-------- Extracted records --------
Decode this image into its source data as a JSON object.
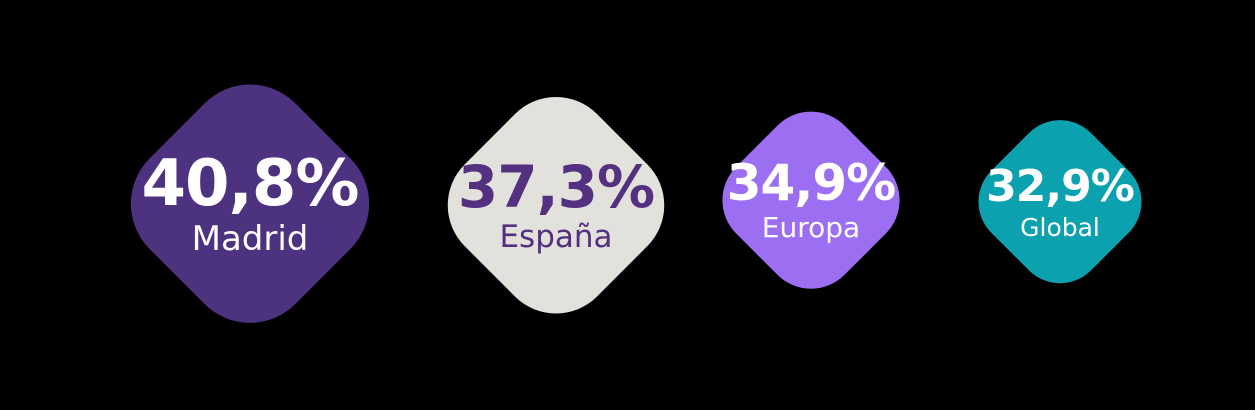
{
  "background": "#000000",
  "chart_data": {
    "type": "bar",
    "variant": "proportional rounded-diamond symbol chart (infographic)",
    "categories": [
      "Madrid",
      "España",
      "Europa",
      "Global"
    ],
    "values": [
      40.8,
      37.3,
      34.9,
      32.9
    ],
    "value_labels": [
      "40,8%",
      "37,3%",
      "34,9%",
      "32,9%"
    ],
    "unit": "%",
    "legend": false,
    "grid": false,
    "layout": "symbols ordered left to right by descending value; symbol size proportional to value",
    "colors": {
      "madrid_fill": "#4d3280",
      "espana_fill": "#e3e1dc",
      "europa_fill": "#9c6ff2",
      "global_fill": "#0ba1af",
      "light_text": "#ffffff",
      "dark_purple_text": "#533180"
    }
  },
  "items": [
    {
      "value": "40,8%",
      "label": "Madrid",
      "fill": "#4d3280",
      "text_color": "#ffffff"
    },
    {
      "value": "37,3%",
      "label": "España",
      "fill": "#e3e1dc",
      "text_color": "#533180"
    },
    {
      "value": "34,9%",
      "label": "Europa",
      "fill": "#9c6ff2",
      "text_color": "#ffffff"
    },
    {
      "value": "32,9%",
      "label": "Global",
      "fill": "#0ba1af",
      "text_color": "#ffffff"
    }
  ]
}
--------
Among the lines above, count those containing the word "proportional" and give nothing but the result.

The response –
2